Task to carry out. Print all of the data exactly.
________________
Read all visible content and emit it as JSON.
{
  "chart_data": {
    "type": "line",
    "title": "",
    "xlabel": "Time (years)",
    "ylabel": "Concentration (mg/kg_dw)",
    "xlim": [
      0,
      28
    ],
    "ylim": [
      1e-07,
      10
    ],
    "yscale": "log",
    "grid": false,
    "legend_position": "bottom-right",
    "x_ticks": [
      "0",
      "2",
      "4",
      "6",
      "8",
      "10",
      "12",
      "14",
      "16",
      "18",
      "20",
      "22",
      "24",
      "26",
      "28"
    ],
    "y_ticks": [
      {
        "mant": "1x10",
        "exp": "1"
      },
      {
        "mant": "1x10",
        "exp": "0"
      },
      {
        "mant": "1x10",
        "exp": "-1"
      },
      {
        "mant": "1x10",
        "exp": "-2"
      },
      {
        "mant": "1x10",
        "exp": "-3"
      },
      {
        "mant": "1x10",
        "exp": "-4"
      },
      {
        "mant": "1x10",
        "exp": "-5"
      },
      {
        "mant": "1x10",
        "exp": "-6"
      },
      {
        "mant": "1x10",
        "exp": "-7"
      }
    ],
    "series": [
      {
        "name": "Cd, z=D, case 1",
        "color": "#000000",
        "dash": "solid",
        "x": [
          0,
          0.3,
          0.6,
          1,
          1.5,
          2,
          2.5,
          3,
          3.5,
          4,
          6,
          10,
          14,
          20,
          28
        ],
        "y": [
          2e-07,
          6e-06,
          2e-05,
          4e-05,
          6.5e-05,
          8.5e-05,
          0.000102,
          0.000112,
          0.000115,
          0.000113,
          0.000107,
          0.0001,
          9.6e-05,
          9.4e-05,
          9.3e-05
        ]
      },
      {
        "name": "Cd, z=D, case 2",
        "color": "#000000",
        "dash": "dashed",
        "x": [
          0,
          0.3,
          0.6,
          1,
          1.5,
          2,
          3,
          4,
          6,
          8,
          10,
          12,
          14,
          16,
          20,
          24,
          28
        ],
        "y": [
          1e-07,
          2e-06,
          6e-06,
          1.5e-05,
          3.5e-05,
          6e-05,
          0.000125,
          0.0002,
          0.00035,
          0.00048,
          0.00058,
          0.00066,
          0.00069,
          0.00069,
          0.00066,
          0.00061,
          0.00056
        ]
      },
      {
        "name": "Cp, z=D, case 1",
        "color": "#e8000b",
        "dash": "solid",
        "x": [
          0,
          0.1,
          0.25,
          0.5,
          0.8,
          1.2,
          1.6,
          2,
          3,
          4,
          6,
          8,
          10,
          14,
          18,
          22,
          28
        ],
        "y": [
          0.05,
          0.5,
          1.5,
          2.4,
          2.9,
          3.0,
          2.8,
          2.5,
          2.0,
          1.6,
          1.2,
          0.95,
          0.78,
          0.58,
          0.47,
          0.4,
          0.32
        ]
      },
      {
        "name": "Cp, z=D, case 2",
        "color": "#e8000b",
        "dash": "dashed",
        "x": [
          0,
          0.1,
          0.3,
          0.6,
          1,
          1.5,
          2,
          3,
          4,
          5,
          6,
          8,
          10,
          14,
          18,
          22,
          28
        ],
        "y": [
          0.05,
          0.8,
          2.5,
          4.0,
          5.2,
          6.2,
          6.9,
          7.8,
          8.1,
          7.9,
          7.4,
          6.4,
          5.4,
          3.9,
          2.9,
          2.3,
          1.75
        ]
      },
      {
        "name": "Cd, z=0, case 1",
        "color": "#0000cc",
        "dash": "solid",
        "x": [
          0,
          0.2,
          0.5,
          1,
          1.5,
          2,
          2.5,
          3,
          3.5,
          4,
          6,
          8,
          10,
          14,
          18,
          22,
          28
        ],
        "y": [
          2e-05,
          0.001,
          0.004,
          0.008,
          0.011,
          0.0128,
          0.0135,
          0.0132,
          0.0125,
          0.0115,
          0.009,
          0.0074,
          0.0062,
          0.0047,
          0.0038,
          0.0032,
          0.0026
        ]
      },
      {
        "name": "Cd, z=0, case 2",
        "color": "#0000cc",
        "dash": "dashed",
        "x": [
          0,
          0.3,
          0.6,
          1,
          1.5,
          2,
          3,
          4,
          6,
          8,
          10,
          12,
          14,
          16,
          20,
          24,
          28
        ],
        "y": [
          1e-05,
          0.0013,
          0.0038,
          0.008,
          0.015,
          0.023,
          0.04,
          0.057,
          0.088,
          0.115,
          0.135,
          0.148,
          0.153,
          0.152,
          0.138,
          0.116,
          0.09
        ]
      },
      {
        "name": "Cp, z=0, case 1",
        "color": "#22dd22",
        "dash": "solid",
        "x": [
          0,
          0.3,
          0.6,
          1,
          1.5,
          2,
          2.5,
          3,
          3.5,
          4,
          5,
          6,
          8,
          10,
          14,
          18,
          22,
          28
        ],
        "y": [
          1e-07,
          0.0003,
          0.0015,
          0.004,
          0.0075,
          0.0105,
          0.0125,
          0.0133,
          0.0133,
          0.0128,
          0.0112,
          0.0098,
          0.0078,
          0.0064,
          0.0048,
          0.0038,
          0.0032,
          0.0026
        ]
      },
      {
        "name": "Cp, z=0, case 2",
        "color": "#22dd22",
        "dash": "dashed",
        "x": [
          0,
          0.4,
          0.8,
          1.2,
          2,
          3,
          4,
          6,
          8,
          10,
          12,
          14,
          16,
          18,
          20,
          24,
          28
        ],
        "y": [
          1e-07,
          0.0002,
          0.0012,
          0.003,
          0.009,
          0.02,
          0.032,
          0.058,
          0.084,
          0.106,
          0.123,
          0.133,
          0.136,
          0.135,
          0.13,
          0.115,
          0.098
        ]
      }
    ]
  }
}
________________
In response.
Read all visible content and emit it as JSON.
{
  "chart_data": {
    "type": "line",
    "title": "",
    "xlabel": "Time (years)",
    "ylabel": "Concentration (mg/kg_dw)",
    "xlim": [
      0,
      28
    ],
    "ylim": [
      1e-07,
      10
    ],
    "yscale": "log",
    "grid": false,
    "legend_position": "bottom-right",
    "x_ticks": [
      "0",
      "2",
      "4",
      "6",
      "8",
      "10",
      "12",
      "14",
      "16",
      "18",
      "20",
      "22",
      "24",
      "26",
      "28"
    ],
    "y_ticks": [
      {
        "mant": "1x10",
        "exp": "1"
      },
      {
        "mant": "1x10",
        "exp": "0"
      },
      {
        "mant": "1x10",
        "exp": "-1"
      },
      {
        "mant": "1x10",
        "exp": "-2"
      },
      {
        "mant": "1x10",
        "exp": "-3"
      },
      {
        "mant": "1x10",
        "exp": "-4"
      },
      {
        "mant": "1x10",
        "exp": "-5"
      },
      {
        "mant": "1x10",
        "exp": "-6"
      },
      {
        "mant": "1x10",
        "exp": "-7"
      }
    ],
    "series": [
      {
        "name": "Cd, z=D, case 1",
        "color": "#000000",
        "dash": "solid",
        "x": [
          0,
          0.3,
          0.6,
          1,
          1.5,
          2,
          2.5,
          3,
          3.5,
          4,
          6,
          10,
          14,
          20,
          28
        ],
        "y": [
          2e-07,
          6e-06,
          2e-05,
          4e-05,
          6.5e-05,
          8.5e-05,
          0.000102,
          0.000112,
          0.000115,
          0.000113,
          0.000107,
          0.0001,
          9.6e-05,
          9.4e-05,
          9.3e-05
        ]
      },
      {
        "name": "Cd, z=D, case 2",
        "color": "#000000",
        "dash": "dashed",
        "x": [
          0,
          0.3,
          0.6,
          1,
          1.5,
          2,
          3,
          4,
          6,
          8,
          10,
          12,
          14,
          16,
          20,
          24,
          28
        ],
        "y": [
          1e-07,
          2e-06,
          6e-06,
          1.5e-05,
          3.5e-05,
          6e-05,
          0.000125,
          0.0002,
          0.00035,
          0.00048,
          0.00058,
          0.00066,
          0.00069,
          0.00069,
          0.00066,
          0.00061,
          0.00056
        ]
      },
      {
        "name": "Cp, z=D, case 1",
        "color": "#e8000b",
        "dash": "solid",
        "x": [
          0,
          0.1,
          0.25,
          0.5,
          0.8,
          1.2,
          1.6,
          2,
          3,
          4,
          6,
          8,
          10,
          14,
          18,
          22,
          28
        ],
        "y": [
          0.05,
          0.5,
          1.5,
          2.4,
          2.9,
          3.0,
          2.8,
          2.5,
          2.0,
          1.6,
          1.2,
          0.95,
          0.78,
          0.58,
          0.47,
          0.4,
          0.32
        ]
      },
      {
        "name": "Cp, z=D, case 2",
        "color": "#e8000b",
        "dash": "dashed",
        "x": [
          0,
          0.1,
          0.3,
          0.6,
          1,
          1.5,
          2,
          3,
          4,
          5,
          6,
          8,
          10,
          14,
          18,
          22,
          28
        ],
        "y": [
          0.05,
          0.8,
          2.5,
          4.0,
          5.2,
          6.2,
          6.9,
          7.8,
          8.1,
          7.9,
          7.4,
          6.4,
          5.4,
          3.9,
          2.9,
          2.3,
          1.75
        ]
      },
      {
        "name": "Cd, z=0, case 1",
        "color": "#0000cc",
        "dash": "solid",
        "x": [
          0,
          0.2,
          0.5,
          1,
          1.5,
          2,
          2.5,
          3,
          3.5,
          4,
          6,
          8,
          10,
          14,
          18,
          22,
          28
        ],
        "y": [
          2e-05,
          0.001,
          0.004,
          0.008,
          0.011,
          0.0128,
          0.0135,
          0.0132,
          0.0125,
          0.0115,
          0.009,
          0.0074,
          0.0062,
          0.0047,
          0.0038,
          0.0032,
          0.0026
        ]
      },
      {
        "name": "Cd, z=0, case 2",
        "color": "#0000cc",
        "dash": "dashed",
        "x": [
          0,
          0.3,
          0.6,
          1,
          1.5,
          2,
          3,
          4,
          6,
          8,
          10,
          12,
          14,
          16,
          20,
          24,
          28
        ],
        "y": [
          1e-05,
          0.0013,
          0.0038,
          0.008,
          0.015,
          0.023,
          0.04,
          0.057,
          0.088,
          0.115,
          0.135,
          0.148,
          0.153,
          0.152,
          0.138,
          0.116,
          0.09
        ]
      },
      {
        "name": "Cp, z=0, case 1",
        "color": "#22dd22",
        "dash": "solid",
        "x": [
          0,
          0.3,
          0.6,
          1,
          1.5,
          2,
          2.5,
          3,
          3.5,
          4,
          5,
          6,
          8,
          10,
          14,
          18,
          22,
          28
        ],
        "y": [
          1e-07,
          0.0003,
          0.0015,
          0.004,
          0.0075,
          0.0105,
          0.0125,
          0.0133,
          0.0133,
          0.0128,
          0.0112,
          0.0098,
          0.0078,
          0.0064,
          0.0048,
          0.0038,
          0.0032,
          0.0026
        ]
      },
      {
        "name": "Cp, z=0, case 2",
        "color": "#22dd22",
        "dash": "dashed",
        "x": [
          0,
          0.4,
          0.8,
          1.2,
          2,
          3,
          4,
          6,
          8,
          10,
          12,
          14,
          16,
          18,
          20,
          24,
          28
        ],
        "y": [
          1e-07,
          0.0002,
          0.0012,
          0.003,
          0.009,
          0.02,
          0.032,
          0.058,
          0.084,
          0.106,
          0.123,
          0.133,
          0.136,
          0.135,
          0.13,
          0.115,
          0.098
        ]
      }
    ]
  }
}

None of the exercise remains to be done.